**DATA PROVIDED:**
--- --- ---

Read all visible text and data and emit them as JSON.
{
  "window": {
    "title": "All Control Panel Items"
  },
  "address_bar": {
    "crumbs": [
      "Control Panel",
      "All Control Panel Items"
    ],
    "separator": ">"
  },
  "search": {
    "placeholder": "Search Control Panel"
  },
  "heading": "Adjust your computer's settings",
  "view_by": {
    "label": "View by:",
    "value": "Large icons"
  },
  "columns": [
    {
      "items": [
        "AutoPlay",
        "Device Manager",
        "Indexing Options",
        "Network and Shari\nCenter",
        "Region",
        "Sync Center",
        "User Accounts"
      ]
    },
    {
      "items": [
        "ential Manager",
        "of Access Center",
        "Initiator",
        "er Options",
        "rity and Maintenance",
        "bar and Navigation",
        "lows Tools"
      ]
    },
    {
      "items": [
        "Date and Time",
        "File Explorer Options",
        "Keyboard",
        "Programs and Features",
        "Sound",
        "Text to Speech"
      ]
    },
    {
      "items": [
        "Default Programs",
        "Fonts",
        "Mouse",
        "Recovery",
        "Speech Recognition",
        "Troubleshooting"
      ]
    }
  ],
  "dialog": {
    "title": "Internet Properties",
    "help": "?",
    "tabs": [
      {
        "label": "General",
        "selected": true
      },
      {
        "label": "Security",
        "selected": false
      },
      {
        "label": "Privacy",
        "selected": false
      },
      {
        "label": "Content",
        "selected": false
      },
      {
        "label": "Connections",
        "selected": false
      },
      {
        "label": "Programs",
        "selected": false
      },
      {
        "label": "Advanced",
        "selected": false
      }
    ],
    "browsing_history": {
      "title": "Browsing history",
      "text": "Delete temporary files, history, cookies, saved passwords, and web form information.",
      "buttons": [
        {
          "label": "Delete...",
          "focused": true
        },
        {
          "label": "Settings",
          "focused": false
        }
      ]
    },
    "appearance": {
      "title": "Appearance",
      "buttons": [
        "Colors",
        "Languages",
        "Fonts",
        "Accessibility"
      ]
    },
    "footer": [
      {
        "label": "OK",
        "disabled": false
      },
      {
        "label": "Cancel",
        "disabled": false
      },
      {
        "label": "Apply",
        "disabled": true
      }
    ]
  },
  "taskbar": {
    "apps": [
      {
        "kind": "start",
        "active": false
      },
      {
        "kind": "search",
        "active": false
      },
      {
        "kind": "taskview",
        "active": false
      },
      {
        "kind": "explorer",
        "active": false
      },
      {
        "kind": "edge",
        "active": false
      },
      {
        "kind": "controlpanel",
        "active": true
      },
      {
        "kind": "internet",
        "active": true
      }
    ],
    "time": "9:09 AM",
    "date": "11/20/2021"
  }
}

--- --- ---

**WHAT THE EXERCISE ASKS:** Extract all of the data above and output it character for character.

**REPLY:**
Read all visible text and data and emit them as JSON.
{
  "window": {
    "title": "All Control Panel Items"
  },
  "address_bar": {
    "crumbs": [
      "Control Panel",
      "All Control Panel Items"
    ],
    "separator": ">"
  },
  "search": {
    "placeholder": "Search Control Panel"
  },
  "heading": "Adjust your computer's settings",
  "view_by": {
    "label": "View by:",
    "value": "Large icons"
  },
  "columns": [
    {
      "items": [
        "AutoPlay",
        "Device Manager",
        "Indexing Options",
        "Network and Shari\nCenter",
        "Region",
        "Sync Center",
        "User Accounts"
      ]
    },
    {
      "items": [
        "ential Manager",
        "of Access Center",
        "Initiator",
        "er Options",
        "rity and Maintenance",
        "bar and Navigation",
        "lows Tools"
      ]
    },
    {
      "items": [
        "Date and Time",
        "File Explorer Options",
        "Keyboard",
        "Programs and Features",
        "Sound",
        "Text to Speech"
      ]
    },
    {
      "items": [
        "Default Programs",
        "Fonts",
        "Mouse",
        "Recovery",
        "Speech Recognition",
        "Troubleshooting"
      ]
    }
  ],
  "dialog": {
    "title": "Internet Properties",
    "help": "?",
    "tabs": [
      {
        "label": "General",
        "selected": true
      },
      {
        "label": "Security",
        "selected": false
      },
      {
        "label": "Privacy",
        "selected": false
      },
      {
        "label": "Content",
        "selected": false
      },
      {
        "label": "Connections",
        "selected": false
      },
      {
        "label": "Programs",
        "selected": false
      },
      {
        "label": "Advanced",
        "selected": false
      }
    ],
    "browsing_history": {
      "title": "Browsing history",
      "text": "Delete temporary files, history, cookies, saved passwords, and web form information.",
      "buttons": [
        {
          "label": "Delete...",
          "focused": true
        },
        {
          "label": "Settings",
          "focused": false
        }
      ]
    },
    "appearance": {
      "title": "Appearance",
      "buttons": [
        "Colors",
        "Languages",
        "Fonts",
        "Accessibility"
      ]
    },
    "footer": [
      {
        "label": "OK",
        "disabled": false
      },
      {
        "label": "Cancel",
        "disabled": false
      },
      {
        "label": "Apply",
        "disabled": true
      }
    ]
  },
  "taskbar": {
    "apps": [
      {
        "kind": "start",
        "active": false
      },
      {
        "kind": "search",
        "active": false
      },
      {
        "kind": "taskview",
        "active": false
      },
      {
        "kind": "explorer",
        "active": false
      },
      {
        "kind": "edge",
        "active": false
      },
      {
        "kind": "controlpanel",
        "active": true
      },
      {
        "kind": "internet",
        "active": true
      }
    ],
    "time": "9:09 AM",
    "date": "11/20/2021"
  }
}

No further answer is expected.